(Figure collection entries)
▶

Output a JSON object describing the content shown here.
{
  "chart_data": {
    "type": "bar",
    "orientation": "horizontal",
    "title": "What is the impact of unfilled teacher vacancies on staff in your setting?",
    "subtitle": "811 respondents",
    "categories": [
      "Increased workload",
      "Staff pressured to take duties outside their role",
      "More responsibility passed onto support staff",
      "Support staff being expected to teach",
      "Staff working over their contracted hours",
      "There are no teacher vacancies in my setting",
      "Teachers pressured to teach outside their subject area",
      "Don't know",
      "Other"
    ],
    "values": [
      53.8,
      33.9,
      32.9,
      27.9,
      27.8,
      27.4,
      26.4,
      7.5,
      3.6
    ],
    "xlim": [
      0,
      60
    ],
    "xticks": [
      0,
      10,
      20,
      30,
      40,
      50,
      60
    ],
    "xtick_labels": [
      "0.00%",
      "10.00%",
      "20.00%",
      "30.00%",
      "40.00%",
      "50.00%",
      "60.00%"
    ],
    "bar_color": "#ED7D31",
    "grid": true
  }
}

◀

** TO DO **
Each record above should be repeated exactly as it appears.

** EXERCISE SOLUTION **
Output a JSON object describing the content shown here.
{
  "chart_data": {
    "type": "bar",
    "orientation": "horizontal",
    "title": "What is the impact of unfilled teacher vacancies on staff in your setting?",
    "subtitle": "811 respondents",
    "categories": [
      "Increased workload",
      "Staff pressured to take duties outside their role",
      "More responsibility passed onto support staff",
      "Support staff being expected to teach",
      "Staff working over their contracted hours",
      "There are no teacher vacancies in my setting",
      "Teachers pressured to teach outside their subject area",
      "Don't know",
      "Other"
    ],
    "values": [
      53.8,
      33.9,
      32.9,
      27.9,
      27.8,
      27.4,
      26.4,
      7.5,
      3.6
    ],
    "xlim": [
      0,
      60
    ],
    "xticks": [
      0,
      10,
      20,
      30,
      40,
      50,
      60
    ],
    "xtick_labels": [
      "0.00%",
      "10.00%",
      "20.00%",
      "30.00%",
      "40.00%",
      "50.00%",
      "60.00%"
    ],
    "bar_color": "#ED7D31",
    "grid": true
  }
}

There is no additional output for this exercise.